→ What to do: For the data below, report only the number of lines containing the string "subtitle".

=== Task input ===

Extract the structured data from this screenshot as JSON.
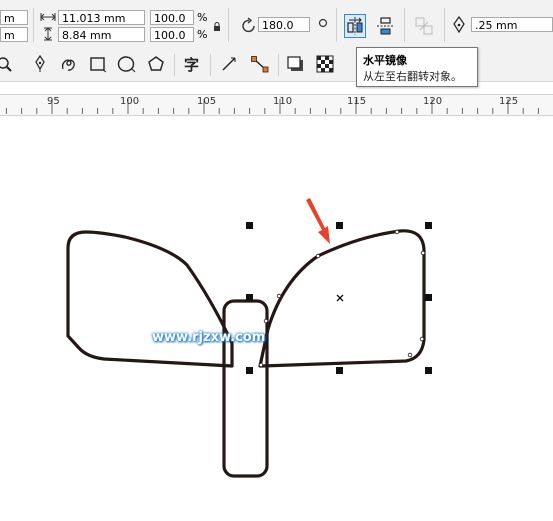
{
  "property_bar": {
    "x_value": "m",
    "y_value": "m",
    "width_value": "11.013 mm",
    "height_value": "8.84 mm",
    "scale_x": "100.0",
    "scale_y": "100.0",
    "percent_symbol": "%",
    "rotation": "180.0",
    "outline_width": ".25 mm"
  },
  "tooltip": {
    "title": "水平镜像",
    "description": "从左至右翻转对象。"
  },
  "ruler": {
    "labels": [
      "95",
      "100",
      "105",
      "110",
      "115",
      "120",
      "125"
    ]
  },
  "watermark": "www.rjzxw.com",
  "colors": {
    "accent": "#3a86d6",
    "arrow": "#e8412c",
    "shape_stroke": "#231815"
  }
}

===
=== Task input ===

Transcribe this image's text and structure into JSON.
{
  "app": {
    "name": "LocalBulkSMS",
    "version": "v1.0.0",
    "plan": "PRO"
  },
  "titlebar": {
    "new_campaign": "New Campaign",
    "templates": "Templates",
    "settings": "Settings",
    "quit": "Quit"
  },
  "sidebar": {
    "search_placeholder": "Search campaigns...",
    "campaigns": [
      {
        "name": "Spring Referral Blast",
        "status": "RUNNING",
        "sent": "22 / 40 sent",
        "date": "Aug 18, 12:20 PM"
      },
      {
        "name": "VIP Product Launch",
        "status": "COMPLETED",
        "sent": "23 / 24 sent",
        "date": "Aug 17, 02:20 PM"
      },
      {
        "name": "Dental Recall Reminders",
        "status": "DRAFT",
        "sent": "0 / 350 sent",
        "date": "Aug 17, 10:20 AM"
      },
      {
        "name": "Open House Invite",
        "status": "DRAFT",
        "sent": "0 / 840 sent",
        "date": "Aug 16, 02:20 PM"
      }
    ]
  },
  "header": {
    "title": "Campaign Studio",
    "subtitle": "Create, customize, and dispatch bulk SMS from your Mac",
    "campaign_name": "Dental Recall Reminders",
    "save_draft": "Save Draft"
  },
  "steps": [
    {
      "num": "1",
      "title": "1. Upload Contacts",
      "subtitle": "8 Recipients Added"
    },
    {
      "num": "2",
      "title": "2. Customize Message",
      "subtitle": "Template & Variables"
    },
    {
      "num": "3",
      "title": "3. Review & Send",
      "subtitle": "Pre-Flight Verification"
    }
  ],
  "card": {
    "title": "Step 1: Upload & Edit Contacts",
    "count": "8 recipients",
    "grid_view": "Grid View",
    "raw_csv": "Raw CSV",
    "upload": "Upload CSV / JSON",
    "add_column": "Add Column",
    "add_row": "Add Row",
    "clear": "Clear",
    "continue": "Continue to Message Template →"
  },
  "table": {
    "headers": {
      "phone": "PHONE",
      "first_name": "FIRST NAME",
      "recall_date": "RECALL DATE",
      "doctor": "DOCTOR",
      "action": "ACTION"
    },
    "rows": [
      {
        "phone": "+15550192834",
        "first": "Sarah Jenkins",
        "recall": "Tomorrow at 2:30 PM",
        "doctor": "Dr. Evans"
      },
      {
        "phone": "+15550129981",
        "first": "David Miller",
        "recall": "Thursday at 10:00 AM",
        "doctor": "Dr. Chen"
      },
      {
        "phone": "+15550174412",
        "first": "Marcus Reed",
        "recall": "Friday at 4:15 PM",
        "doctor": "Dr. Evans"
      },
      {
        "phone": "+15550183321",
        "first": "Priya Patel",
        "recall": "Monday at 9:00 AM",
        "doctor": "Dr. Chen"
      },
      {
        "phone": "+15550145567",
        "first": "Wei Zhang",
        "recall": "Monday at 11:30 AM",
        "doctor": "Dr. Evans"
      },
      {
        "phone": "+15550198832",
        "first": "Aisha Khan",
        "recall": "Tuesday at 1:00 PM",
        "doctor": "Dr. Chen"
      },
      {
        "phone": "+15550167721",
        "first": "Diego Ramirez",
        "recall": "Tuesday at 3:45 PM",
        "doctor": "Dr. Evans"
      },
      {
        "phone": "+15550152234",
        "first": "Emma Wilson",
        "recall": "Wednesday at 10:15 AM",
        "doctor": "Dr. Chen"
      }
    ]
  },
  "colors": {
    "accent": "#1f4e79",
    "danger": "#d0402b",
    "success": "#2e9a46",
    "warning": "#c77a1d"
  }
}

===

→ Task result: 4